--- start Record set ---

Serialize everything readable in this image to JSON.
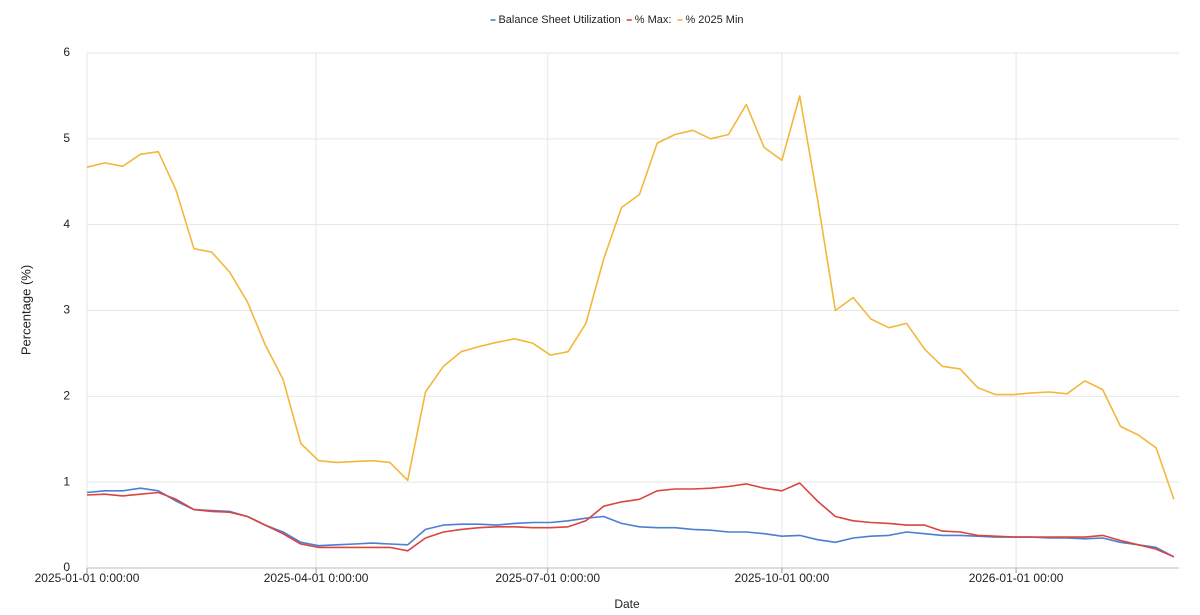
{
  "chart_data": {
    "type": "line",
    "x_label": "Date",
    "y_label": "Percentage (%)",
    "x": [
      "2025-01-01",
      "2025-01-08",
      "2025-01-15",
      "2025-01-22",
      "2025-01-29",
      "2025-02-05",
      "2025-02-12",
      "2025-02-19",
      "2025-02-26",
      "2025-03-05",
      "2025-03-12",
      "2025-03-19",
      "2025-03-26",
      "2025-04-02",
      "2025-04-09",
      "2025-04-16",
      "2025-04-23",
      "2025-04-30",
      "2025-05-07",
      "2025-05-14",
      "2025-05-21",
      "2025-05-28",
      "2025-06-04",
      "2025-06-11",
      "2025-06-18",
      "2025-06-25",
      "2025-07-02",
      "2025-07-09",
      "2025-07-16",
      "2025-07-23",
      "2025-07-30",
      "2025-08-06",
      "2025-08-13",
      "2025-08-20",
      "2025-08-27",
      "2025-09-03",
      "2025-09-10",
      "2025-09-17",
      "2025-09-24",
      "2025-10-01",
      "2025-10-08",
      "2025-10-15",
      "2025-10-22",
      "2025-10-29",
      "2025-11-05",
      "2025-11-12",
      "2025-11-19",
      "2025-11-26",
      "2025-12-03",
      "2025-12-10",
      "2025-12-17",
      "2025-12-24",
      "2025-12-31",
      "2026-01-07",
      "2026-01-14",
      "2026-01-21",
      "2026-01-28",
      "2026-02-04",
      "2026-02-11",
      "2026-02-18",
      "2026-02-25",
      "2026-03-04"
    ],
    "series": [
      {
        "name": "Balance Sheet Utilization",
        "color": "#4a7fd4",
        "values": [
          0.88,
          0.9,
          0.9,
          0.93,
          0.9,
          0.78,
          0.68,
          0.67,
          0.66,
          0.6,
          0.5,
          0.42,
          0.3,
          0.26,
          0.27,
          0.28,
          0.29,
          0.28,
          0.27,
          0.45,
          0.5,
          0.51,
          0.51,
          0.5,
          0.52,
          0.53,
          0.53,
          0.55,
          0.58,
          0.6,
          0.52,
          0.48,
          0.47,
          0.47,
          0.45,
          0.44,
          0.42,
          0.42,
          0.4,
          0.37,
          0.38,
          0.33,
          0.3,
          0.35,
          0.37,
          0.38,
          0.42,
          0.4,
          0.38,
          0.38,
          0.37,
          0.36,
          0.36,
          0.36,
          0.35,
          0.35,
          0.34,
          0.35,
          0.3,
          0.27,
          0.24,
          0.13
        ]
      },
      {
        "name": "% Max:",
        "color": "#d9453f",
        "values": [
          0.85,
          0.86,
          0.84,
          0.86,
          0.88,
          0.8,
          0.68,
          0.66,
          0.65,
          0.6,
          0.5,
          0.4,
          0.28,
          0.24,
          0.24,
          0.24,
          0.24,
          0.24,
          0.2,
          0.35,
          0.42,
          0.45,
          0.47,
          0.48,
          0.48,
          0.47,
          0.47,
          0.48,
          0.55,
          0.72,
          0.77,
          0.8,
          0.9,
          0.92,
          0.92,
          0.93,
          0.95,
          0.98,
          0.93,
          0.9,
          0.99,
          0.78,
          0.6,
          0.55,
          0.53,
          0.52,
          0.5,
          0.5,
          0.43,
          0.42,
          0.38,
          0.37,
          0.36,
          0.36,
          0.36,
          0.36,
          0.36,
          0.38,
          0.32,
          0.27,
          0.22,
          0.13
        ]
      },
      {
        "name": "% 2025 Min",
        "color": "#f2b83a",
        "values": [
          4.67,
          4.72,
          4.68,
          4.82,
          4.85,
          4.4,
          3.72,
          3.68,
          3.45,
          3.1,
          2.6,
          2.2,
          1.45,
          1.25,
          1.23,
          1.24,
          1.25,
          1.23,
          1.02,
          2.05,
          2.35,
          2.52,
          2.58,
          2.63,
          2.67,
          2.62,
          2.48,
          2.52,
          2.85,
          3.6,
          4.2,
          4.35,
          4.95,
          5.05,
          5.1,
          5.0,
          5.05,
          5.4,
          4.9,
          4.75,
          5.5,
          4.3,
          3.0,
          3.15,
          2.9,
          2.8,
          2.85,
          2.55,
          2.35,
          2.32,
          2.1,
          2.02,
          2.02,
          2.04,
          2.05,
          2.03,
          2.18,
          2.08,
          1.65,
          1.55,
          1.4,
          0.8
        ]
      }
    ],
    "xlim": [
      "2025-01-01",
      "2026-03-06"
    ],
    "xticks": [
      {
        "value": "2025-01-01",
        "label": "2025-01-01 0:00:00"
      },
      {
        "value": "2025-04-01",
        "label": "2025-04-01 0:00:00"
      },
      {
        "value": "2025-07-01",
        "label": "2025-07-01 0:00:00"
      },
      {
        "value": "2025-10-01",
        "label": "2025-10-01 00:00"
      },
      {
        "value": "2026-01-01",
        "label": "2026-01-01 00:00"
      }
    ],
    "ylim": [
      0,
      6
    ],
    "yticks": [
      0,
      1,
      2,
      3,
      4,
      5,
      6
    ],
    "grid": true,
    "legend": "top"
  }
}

--- end Record set ---

Without the pictures, retype the whole of the material above exactly.

Serialize everything readable in this image to JSON.
{
  "chart_data": {
    "type": "line",
    "x_label": "Date",
    "y_label": "Percentage (%)",
    "x": [
      "2025-01-01",
      "2025-01-08",
      "2025-01-15",
      "2025-01-22",
      "2025-01-29",
      "2025-02-05",
      "2025-02-12",
      "2025-02-19",
      "2025-02-26",
      "2025-03-05",
      "2025-03-12",
      "2025-03-19",
      "2025-03-26",
      "2025-04-02",
      "2025-04-09",
      "2025-04-16",
      "2025-04-23",
      "2025-04-30",
      "2025-05-07",
      "2025-05-14",
      "2025-05-21",
      "2025-05-28",
      "2025-06-04",
      "2025-06-11",
      "2025-06-18",
      "2025-06-25",
      "2025-07-02",
      "2025-07-09",
      "2025-07-16",
      "2025-07-23",
      "2025-07-30",
      "2025-08-06",
      "2025-08-13",
      "2025-08-20",
      "2025-08-27",
      "2025-09-03",
      "2025-09-10",
      "2025-09-17",
      "2025-09-24",
      "2025-10-01",
      "2025-10-08",
      "2025-10-15",
      "2025-10-22",
      "2025-10-29",
      "2025-11-05",
      "2025-11-12",
      "2025-11-19",
      "2025-11-26",
      "2025-12-03",
      "2025-12-10",
      "2025-12-17",
      "2025-12-24",
      "2025-12-31",
      "2026-01-07",
      "2026-01-14",
      "2026-01-21",
      "2026-01-28",
      "2026-02-04",
      "2026-02-11",
      "2026-02-18",
      "2026-02-25",
      "2026-03-04"
    ],
    "series": [
      {
        "name": "Balance Sheet Utilization",
        "color": "#4a7fd4",
        "values": [
          0.88,
          0.9,
          0.9,
          0.93,
          0.9,
          0.78,
          0.68,
          0.67,
          0.66,
          0.6,
          0.5,
          0.42,
          0.3,
          0.26,
          0.27,
          0.28,
          0.29,
          0.28,
          0.27,
          0.45,
          0.5,
          0.51,
          0.51,
          0.5,
          0.52,
          0.53,
          0.53,
          0.55,
          0.58,
          0.6,
          0.52,
          0.48,
          0.47,
          0.47,
          0.45,
          0.44,
          0.42,
          0.42,
          0.4,
          0.37,
          0.38,
          0.33,
          0.3,
          0.35,
          0.37,
          0.38,
          0.42,
          0.4,
          0.38,
          0.38,
          0.37,
          0.36,
          0.36,
          0.36,
          0.35,
          0.35,
          0.34,
          0.35,
          0.3,
          0.27,
          0.24,
          0.13
        ]
      },
      {
        "name": "% Max:",
        "color": "#d9453f",
        "values": [
          0.85,
          0.86,
          0.84,
          0.86,
          0.88,
          0.8,
          0.68,
          0.66,
          0.65,
          0.6,
          0.5,
          0.4,
          0.28,
          0.24,
          0.24,
          0.24,
          0.24,
          0.24,
          0.2,
          0.35,
          0.42,
          0.45,
          0.47,
          0.48,
          0.48,
          0.47,
          0.47,
          0.48,
          0.55,
          0.72,
          0.77,
          0.8,
          0.9,
          0.92,
          0.92,
          0.93,
          0.95,
          0.98,
          0.93,
          0.9,
          0.99,
          0.78,
          0.6,
          0.55,
          0.53,
          0.52,
          0.5,
          0.5,
          0.43,
          0.42,
          0.38,
          0.37,
          0.36,
          0.36,
          0.36,
          0.36,
          0.36,
          0.38,
          0.32,
          0.27,
          0.22,
          0.13
        ]
      },
      {
        "name": "% 2025 Min",
        "color": "#f2b83a",
        "values": [
          4.67,
          4.72,
          4.68,
          4.82,
          4.85,
          4.4,
          3.72,
          3.68,
          3.45,
          3.1,
          2.6,
          2.2,
          1.45,
          1.25,
          1.23,
          1.24,
          1.25,
          1.23,
          1.02,
          2.05,
          2.35,
          2.52,
          2.58,
          2.63,
          2.67,
          2.62,
          2.48,
          2.52,
          2.85,
          3.6,
          4.2,
          4.35,
          4.95,
          5.05,
          5.1,
          5.0,
          5.05,
          5.4,
          4.9,
          4.75,
          5.5,
          4.3,
          3.0,
          3.15,
          2.9,
          2.8,
          2.85,
          2.55,
          2.35,
          2.32,
          2.1,
          2.02,
          2.02,
          2.04,
          2.05,
          2.03,
          2.18,
          2.08,
          1.65,
          1.55,
          1.4,
          0.8
        ]
      }
    ],
    "xlim": [
      "2025-01-01",
      "2026-03-06"
    ],
    "xticks": [
      {
        "value": "2025-01-01",
        "label": "2025-01-01 0:00:00"
      },
      {
        "value": "2025-04-01",
        "label": "2025-04-01 0:00:00"
      },
      {
        "value": "2025-07-01",
        "label": "2025-07-01 0:00:00"
      },
      {
        "value": "2025-10-01",
        "label": "2025-10-01 00:00"
      },
      {
        "value": "2026-01-01",
        "label": "2026-01-01 00:00"
      }
    ],
    "ylim": [
      0,
      6
    ],
    "yticks": [
      0,
      1,
      2,
      3,
      4,
      5,
      6
    ],
    "grid": true,
    "legend": "top"
  }
}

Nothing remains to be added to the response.